- GOAL:
Copy the entries below line for line without changing anything, and leave out the pictures.
— Start ENTRIES PROVIDED —
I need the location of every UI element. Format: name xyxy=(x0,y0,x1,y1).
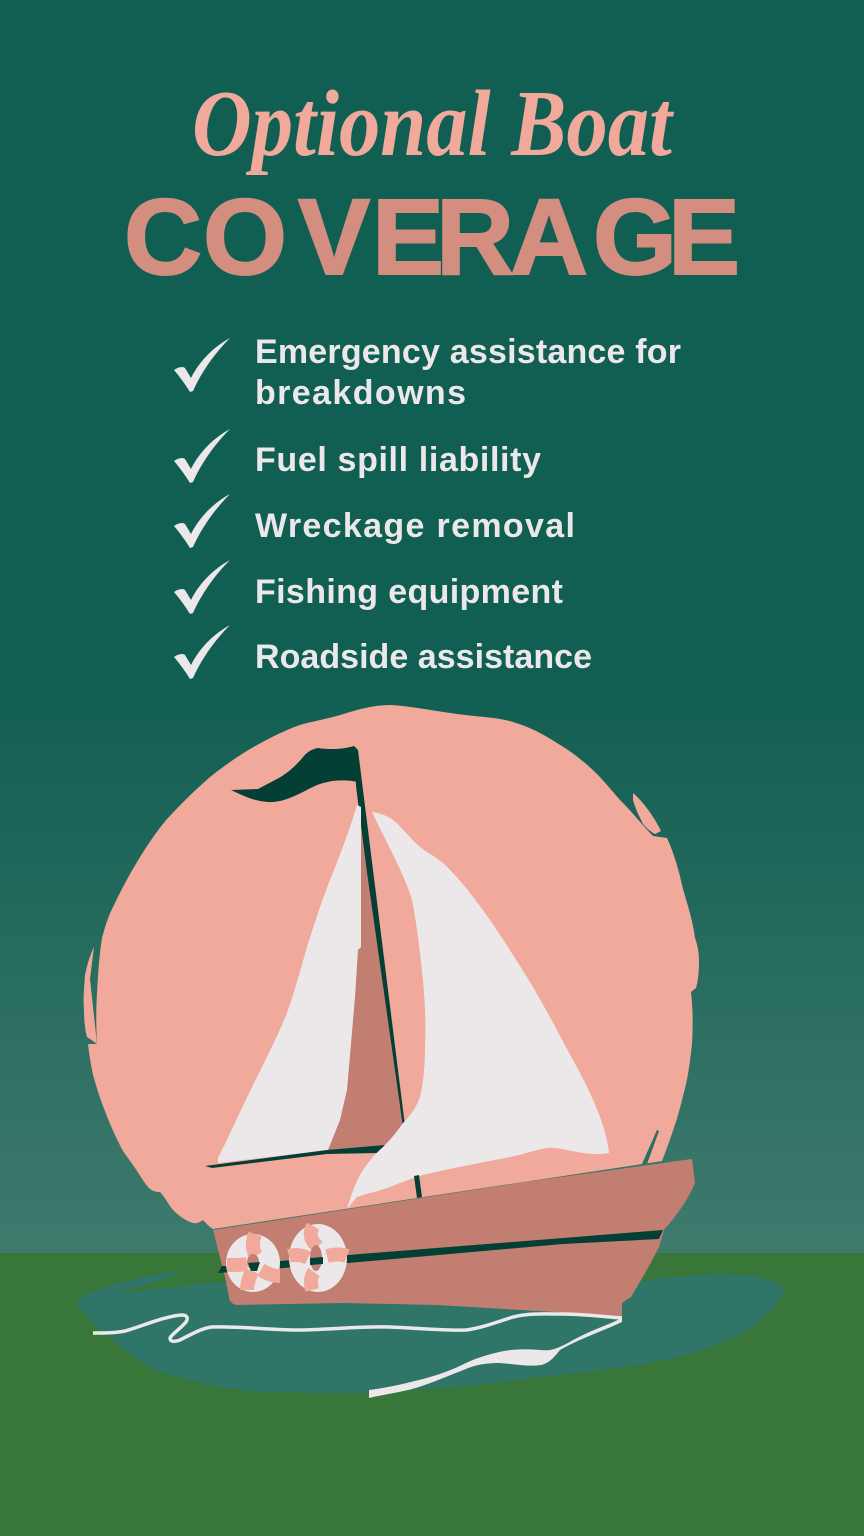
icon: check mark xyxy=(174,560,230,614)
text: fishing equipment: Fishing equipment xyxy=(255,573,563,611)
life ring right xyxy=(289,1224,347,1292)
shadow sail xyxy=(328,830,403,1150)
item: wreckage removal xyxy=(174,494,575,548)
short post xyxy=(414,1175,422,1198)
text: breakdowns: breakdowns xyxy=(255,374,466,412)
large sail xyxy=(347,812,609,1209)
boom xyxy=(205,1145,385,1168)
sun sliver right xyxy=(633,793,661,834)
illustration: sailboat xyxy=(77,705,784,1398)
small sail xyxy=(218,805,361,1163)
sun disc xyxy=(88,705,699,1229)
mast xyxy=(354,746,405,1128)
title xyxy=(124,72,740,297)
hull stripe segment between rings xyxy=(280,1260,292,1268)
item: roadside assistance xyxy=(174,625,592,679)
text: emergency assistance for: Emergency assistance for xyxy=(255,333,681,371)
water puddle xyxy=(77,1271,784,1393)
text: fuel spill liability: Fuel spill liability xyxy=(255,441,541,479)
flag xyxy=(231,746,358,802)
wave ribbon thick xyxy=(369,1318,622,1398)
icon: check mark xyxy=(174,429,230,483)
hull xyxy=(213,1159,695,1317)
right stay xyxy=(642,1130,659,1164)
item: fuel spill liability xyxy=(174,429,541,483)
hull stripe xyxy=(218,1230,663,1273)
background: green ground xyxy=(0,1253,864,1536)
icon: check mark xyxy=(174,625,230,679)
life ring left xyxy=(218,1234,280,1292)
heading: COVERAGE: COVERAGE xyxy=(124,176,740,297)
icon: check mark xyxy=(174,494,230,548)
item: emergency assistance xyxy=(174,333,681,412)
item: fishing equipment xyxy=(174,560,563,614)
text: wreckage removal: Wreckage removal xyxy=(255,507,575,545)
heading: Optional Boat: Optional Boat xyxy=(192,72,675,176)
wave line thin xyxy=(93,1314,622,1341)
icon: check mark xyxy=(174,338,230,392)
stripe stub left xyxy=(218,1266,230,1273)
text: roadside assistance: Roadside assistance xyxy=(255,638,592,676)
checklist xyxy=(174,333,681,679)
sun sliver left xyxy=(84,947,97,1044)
— End ENTRIES PROVIDED —
- RESPONSE TO THIS TASK:
I need the location of every UI element. Format: name xyxy=(x0,y0,x1,y1).
icon: check mark xyxy=(174,560,230,614)
text: fishing equipment: Fishing equipment xyxy=(255,573,563,611)
life ring right xyxy=(289,1224,347,1292)
shadow sail xyxy=(328,830,403,1150)
item: wreckage removal xyxy=(174,494,575,548)
short post xyxy=(414,1175,422,1198)
text: breakdowns: breakdowns xyxy=(255,374,466,412)
large sail xyxy=(347,812,609,1209)
boom xyxy=(205,1145,385,1168)
sun sliver right xyxy=(633,793,661,834)
illustration: sailboat xyxy=(77,705,784,1398)
small sail xyxy=(218,805,361,1163)
sun disc xyxy=(88,705,699,1229)
mast xyxy=(354,746,405,1128)
title xyxy=(124,72,740,297)
hull stripe segment between rings xyxy=(280,1260,292,1268)
item: roadside assistance xyxy=(174,625,592,679)
text: emergency assistance for: Emergency assistance for xyxy=(255,333,681,371)
water puddle xyxy=(77,1271,784,1393)
text: fuel spill liability: Fuel spill liability xyxy=(255,441,541,479)
flag xyxy=(231,746,358,802)
wave ribbon thick xyxy=(369,1318,622,1398)
icon: check mark xyxy=(174,429,230,483)
hull xyxy=(213,1159,695,1317)
right stay xyxy=(642,1130,659,1164)
item: fuel spill liability xyxy=(174,429,541,483)
hull stripe xyxy=(218,1230,663,1273)
background: green ground xyxy=(0,1253,864,1536)
icon: check mark xyxy=(174,625,230,679)
life ring left xyxy=(218,1234,280,1292)
heading: COVERAGE: COVERAGE xyxy=(124,176,740,297)
icon: check mark xyxy=(174,494,230,548)
item: emergency assistance xyxy=(174,333,681,412)
item: fishing equipment xyxy=(174,560,563,614)
text: wreckage removal: Wreckage removal xyxy=(255,507,575,545)
heading: Optional Boat: Optional Boat xyxy=(192,72,675,176)
wave line thin xyxy=(93,1314,622,1341)
icon: check mark xyxy=(174,338,230,392)
stripe stub left xyxy=(218,1266,230,1273)
text: roadside assistance: Roadside assistance xyxy=(255,638,592,676)
checklist xyxy=(174,333,681,679)
sun sliver left xyxy=(84,947,97,1044)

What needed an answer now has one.